_Aim_:
Copy out the listing exactly.

_Provided entries_:
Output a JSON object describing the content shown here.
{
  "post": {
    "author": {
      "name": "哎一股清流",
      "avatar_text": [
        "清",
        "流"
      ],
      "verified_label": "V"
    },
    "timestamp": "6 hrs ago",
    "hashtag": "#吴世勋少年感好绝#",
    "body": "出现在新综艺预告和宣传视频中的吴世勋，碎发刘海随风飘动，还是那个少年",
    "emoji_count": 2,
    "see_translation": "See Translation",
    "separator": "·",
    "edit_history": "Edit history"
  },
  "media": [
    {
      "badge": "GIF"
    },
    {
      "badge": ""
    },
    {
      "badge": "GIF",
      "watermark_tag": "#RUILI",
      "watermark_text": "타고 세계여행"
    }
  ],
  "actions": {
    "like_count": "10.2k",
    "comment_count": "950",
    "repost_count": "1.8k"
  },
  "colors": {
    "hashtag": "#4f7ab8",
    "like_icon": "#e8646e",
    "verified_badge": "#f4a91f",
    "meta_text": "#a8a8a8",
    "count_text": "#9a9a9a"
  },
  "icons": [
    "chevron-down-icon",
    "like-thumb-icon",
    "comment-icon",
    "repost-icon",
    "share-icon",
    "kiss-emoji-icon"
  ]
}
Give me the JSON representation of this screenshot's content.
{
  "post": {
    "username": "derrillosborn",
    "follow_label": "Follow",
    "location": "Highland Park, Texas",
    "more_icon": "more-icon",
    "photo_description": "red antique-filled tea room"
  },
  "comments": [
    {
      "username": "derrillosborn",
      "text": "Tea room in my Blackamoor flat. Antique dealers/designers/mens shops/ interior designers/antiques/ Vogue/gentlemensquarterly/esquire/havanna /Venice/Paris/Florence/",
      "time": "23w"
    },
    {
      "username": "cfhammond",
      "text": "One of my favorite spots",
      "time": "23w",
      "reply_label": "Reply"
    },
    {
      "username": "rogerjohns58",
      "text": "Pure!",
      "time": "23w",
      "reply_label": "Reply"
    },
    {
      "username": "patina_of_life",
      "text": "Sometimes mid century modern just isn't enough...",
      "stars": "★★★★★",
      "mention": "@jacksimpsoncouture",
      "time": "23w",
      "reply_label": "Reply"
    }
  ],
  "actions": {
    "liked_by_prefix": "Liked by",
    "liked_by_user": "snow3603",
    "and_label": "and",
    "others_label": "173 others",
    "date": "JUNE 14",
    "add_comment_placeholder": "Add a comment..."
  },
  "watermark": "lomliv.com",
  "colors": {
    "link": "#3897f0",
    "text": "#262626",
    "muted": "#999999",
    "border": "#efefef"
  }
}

_Answer below_:
Output a JSON object describing the content shown here.
{
  "post": {
    "author": {
      "name": "哎一股清流",
      "avatar_text": [
        "清",
        "流"
      ],
      "verified_label": "V"
    },
    "timestamp": "6 hrs ago",
    "hashtag": "#吴世勋少年感好绝#",
    "body": "出现在新综艺预告和宣传视频中的吴世勋，碎发刘海随风飘动，还是那个少年",
    "emoji_count": 2,
    "see_translation": "See Translation",
    "separator": "·",
    "edit_history": "Edit history"
  },
  "media": [
    {
      "badge": "GIF"
    },
    {
      "badge": ""
    },
    {
      "badge": "GIF",
      "watermark_tag": "#RUILI",
      "watermark_text": "타고 세계여행"
    }
  ],
  "actions": {
    "like_count": "10.2k",
    "comment_count": "950",
    "repost_count": "1.8k"
  },
  "colors": {
    "hashtag": "#4f7ab8",
    "like_icon": "#e8646e",
    "verified_badge": "#f4a91f",
    "meta_text": "#a8a8a8",
    "count_text": "#9a9a9a"
  },
  "icons": [
    "chevron-down-icon",
    "like-thumb-icon",
    "comment-icon",
    "repost-icon",
    "share-icon",
    "kiss-emoji-icon"
  ]
}
Give me the JSON representation of this screenshot's content.
{
  "post": {
    "username": "derrillosborn",
    "follow_label": "Follow",
    "location": "Highland Park, Texas",
    "more_icon": "more-icon",
    "photo_description": "red antique-filled tea room"
  },
  "comments": [
    {
      "username": "derrillosborn",
      "text": "Tea room in my Blackamoor flat. Antique dealers/designers/mens shops/ interior designers/antiques/ Vogue/gentlemensquarterly/esquire/havanna /Venice/Paris/Florence/",
      "time": "23w"
    },
    {
      "username": "cfhammond",
      "text": "One of my favorite spots",
      "time": "23w",
      "reply_label": "Reply"
    },
    {
      "username": "rogerjohns58",
      "text": "Pure!",
      "time": "23w",
      "reply_label": "Reply"
    },
    {
      "username": "patina_of_life",
      "text": "Sometimes mid century modern just isn't enough...",
      "stars": "★★★★★",
      "mention": "@jacksimpsoncouture",
      "time": "23w",
      "reply_label": "Reply"
    }
  ],
  "actions": {
    "liked_by_prefix": "Liked by",
    "liked_by_user": "snow3603",
    "and_label": "and",
    "others_label": "173 others",
    "date": "JUNE 14",
    "add_comment_placeholder": "Add a comment..."
  },
  "watermark": "lomliv.com",
  "colors": {
    "link": "#3897f0",
    "text": "#262626",
    "muted": "#999999",
    "border": "#efefef"
  }
}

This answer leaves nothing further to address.